What the task asks - All lines in which the word "Polycystic" occurs are to be extracted.

(Figure record extracts)

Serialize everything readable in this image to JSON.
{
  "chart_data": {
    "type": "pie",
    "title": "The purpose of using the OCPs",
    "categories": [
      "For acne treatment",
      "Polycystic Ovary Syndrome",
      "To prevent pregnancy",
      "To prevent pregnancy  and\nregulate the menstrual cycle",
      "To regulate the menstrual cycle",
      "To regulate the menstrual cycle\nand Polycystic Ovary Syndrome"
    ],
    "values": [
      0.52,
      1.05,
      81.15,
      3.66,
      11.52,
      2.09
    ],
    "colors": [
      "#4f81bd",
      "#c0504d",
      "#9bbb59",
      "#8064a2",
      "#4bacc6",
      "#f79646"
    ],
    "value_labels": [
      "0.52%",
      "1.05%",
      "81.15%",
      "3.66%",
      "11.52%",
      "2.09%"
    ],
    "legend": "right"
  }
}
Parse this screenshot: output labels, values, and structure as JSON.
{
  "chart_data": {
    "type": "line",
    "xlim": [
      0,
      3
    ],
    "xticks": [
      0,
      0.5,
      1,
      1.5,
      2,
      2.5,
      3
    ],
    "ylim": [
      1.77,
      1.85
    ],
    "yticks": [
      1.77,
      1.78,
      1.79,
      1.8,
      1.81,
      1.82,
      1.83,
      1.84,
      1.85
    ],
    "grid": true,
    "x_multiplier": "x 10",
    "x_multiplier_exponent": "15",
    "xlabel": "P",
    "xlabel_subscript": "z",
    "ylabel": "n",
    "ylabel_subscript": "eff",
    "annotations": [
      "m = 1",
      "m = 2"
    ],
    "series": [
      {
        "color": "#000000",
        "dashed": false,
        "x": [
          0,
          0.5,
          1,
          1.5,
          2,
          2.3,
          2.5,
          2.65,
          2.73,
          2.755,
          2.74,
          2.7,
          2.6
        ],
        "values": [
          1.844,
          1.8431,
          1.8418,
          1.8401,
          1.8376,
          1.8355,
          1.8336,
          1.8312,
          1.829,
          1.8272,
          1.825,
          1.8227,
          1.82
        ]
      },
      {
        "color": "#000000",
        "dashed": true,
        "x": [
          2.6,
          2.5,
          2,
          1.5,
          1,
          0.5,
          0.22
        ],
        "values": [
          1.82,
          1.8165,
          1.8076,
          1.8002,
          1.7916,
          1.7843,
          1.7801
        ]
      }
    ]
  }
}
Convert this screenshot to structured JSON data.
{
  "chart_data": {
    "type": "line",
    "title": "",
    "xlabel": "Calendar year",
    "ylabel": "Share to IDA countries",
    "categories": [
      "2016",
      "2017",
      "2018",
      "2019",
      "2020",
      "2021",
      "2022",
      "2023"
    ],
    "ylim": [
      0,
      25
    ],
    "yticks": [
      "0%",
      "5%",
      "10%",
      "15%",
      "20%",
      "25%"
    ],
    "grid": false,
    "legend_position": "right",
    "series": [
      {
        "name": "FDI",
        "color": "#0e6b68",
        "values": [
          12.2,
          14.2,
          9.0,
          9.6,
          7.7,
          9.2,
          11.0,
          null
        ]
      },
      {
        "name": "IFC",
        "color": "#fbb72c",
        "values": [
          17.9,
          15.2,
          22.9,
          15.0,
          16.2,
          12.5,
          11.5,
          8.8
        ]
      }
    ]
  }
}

Correct answer -
      "Polycystic Ovary Syndrome",
      "To regulate the menstrual cycle\nand Polycystic Ovary Syndrome"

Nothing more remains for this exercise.